(Layout element entries)

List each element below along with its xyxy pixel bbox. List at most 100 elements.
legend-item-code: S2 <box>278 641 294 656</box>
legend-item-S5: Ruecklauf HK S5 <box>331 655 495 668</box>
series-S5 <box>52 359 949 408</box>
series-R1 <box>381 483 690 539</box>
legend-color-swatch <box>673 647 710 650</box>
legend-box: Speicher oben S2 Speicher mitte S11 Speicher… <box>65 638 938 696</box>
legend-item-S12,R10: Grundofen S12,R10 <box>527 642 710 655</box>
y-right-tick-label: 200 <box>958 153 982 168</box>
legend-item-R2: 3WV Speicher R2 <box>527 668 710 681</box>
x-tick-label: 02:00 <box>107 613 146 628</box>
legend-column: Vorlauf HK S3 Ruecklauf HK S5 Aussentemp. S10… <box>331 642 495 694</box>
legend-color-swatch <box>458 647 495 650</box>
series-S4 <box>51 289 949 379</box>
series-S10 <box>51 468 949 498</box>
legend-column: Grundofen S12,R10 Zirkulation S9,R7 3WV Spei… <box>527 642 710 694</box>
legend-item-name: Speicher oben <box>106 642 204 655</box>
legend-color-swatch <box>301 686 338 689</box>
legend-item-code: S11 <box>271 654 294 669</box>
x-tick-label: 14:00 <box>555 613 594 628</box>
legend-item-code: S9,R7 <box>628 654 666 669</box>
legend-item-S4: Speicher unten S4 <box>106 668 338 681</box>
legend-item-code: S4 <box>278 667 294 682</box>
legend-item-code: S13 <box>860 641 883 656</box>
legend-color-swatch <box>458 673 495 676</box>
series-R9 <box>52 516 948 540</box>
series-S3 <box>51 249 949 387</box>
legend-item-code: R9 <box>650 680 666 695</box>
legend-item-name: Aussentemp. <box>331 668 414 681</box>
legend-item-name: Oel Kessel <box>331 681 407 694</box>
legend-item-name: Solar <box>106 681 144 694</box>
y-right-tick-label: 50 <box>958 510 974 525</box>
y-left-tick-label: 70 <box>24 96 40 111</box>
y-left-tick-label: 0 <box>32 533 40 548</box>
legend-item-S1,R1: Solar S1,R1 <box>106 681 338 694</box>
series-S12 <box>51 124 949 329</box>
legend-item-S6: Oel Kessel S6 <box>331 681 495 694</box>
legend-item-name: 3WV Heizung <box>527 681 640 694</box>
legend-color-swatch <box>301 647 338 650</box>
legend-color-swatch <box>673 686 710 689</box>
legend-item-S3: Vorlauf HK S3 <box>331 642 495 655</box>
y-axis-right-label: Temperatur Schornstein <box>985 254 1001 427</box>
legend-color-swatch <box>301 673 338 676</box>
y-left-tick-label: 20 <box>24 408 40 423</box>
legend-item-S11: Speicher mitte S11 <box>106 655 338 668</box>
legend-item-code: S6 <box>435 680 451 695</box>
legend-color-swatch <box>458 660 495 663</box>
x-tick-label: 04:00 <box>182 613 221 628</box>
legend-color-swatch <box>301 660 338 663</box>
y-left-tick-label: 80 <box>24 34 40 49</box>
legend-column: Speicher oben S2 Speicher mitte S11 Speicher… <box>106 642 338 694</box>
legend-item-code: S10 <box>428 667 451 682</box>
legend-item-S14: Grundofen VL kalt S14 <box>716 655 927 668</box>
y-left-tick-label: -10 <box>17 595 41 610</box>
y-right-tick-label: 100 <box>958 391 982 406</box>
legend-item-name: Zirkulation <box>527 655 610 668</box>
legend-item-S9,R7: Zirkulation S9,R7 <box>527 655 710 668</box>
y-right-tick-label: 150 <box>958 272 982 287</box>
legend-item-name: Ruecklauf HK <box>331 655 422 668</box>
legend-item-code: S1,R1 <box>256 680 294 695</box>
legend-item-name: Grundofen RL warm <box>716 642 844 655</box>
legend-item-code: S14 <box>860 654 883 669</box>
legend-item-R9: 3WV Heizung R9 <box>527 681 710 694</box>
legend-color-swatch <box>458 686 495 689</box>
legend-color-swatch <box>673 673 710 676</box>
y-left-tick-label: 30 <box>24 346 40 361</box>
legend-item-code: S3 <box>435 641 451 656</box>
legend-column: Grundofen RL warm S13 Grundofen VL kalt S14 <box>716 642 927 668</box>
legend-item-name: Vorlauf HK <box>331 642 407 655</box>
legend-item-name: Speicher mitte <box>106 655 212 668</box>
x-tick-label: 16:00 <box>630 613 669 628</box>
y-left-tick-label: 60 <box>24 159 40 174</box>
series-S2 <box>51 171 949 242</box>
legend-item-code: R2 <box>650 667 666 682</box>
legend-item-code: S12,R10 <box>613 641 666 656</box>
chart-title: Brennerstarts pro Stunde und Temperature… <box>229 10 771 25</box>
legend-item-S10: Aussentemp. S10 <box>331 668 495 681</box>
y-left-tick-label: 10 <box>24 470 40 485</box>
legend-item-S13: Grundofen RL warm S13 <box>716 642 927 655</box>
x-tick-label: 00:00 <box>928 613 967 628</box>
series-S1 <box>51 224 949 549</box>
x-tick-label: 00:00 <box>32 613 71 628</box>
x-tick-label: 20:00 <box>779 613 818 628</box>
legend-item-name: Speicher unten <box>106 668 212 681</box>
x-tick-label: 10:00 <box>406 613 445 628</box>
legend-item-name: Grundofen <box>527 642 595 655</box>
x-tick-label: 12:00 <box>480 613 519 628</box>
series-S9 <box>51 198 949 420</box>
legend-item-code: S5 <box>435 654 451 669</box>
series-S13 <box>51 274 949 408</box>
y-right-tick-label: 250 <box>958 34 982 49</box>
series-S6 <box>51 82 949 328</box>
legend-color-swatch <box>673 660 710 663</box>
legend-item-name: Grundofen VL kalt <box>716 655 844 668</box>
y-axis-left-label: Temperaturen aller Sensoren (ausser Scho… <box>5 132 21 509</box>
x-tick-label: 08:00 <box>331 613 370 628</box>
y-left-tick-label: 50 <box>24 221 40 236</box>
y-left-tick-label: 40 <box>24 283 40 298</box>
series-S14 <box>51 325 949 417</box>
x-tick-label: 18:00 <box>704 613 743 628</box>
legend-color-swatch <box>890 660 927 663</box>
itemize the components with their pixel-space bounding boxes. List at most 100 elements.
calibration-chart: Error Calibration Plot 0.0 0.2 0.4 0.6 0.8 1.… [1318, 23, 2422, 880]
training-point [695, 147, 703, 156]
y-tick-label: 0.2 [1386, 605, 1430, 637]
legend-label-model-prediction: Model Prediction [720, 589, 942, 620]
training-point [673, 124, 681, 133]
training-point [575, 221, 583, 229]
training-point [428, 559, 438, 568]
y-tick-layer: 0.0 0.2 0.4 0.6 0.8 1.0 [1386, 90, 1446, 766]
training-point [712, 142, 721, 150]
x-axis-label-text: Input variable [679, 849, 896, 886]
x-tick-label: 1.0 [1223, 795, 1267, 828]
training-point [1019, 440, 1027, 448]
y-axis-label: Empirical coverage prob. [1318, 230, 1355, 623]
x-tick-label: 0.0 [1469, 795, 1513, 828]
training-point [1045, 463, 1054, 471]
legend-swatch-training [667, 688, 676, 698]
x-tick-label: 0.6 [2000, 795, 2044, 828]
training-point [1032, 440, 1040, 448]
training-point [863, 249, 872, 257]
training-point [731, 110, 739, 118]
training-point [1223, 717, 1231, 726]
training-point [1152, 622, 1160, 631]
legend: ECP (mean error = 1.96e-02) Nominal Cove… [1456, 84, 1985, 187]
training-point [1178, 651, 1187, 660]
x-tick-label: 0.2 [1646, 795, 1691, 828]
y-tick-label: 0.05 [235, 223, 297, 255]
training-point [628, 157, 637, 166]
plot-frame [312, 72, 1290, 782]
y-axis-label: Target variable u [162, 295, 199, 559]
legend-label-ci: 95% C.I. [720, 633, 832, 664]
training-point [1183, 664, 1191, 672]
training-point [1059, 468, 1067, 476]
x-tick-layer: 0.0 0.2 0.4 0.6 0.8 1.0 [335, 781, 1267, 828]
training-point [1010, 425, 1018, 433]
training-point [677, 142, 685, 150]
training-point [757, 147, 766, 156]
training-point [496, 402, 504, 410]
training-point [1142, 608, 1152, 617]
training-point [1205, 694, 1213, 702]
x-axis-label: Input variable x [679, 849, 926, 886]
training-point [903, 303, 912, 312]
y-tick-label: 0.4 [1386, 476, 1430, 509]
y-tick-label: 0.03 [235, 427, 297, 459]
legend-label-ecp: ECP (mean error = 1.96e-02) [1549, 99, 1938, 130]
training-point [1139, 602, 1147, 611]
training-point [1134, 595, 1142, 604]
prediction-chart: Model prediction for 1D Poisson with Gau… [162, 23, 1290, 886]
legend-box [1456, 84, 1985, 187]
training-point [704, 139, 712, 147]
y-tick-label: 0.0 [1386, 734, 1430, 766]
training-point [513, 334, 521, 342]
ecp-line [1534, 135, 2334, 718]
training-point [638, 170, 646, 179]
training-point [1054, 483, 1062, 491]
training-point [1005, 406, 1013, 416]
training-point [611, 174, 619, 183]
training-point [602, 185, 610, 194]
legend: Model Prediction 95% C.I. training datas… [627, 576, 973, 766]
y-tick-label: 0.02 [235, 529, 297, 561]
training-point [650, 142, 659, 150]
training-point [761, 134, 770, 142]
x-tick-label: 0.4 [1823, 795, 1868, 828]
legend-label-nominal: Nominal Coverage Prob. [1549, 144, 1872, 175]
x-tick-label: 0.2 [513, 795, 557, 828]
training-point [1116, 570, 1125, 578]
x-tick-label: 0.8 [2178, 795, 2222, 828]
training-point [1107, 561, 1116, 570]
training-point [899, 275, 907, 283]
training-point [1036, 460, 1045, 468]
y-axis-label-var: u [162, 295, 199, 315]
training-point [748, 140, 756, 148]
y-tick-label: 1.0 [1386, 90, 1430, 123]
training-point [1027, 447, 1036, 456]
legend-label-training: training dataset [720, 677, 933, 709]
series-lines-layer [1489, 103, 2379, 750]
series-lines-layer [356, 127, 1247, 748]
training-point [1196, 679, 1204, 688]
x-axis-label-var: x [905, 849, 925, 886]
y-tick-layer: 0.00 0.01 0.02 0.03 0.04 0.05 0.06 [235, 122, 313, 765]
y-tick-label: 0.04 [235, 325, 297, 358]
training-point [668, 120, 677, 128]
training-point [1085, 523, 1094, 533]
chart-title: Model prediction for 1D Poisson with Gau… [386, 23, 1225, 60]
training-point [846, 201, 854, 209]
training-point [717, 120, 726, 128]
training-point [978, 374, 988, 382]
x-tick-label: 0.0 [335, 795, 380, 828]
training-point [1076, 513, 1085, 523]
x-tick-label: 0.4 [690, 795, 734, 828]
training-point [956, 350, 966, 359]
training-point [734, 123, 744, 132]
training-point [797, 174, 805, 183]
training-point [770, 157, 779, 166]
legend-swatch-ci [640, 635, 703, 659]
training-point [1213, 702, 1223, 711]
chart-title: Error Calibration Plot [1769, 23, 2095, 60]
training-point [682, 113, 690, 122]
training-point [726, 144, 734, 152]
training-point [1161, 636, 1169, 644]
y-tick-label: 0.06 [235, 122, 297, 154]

Written instruction | Please copy the rows from the first one through the row that contains "series-S5 <box>52 359 949 408</box>", swapping "Ruecklauf" for "Rücklauf". Leave everything else unchanged.

Written solution |
List each element below along with its xyxy pixel bbox. List at most 100 elements.
legend-item-code: S2 <box>278 641 294 656</box>
legend-item-S5: Rücklauf HK S5 <box>331 655 495 668</box>
series-S5 <box>52 359 949 408</box>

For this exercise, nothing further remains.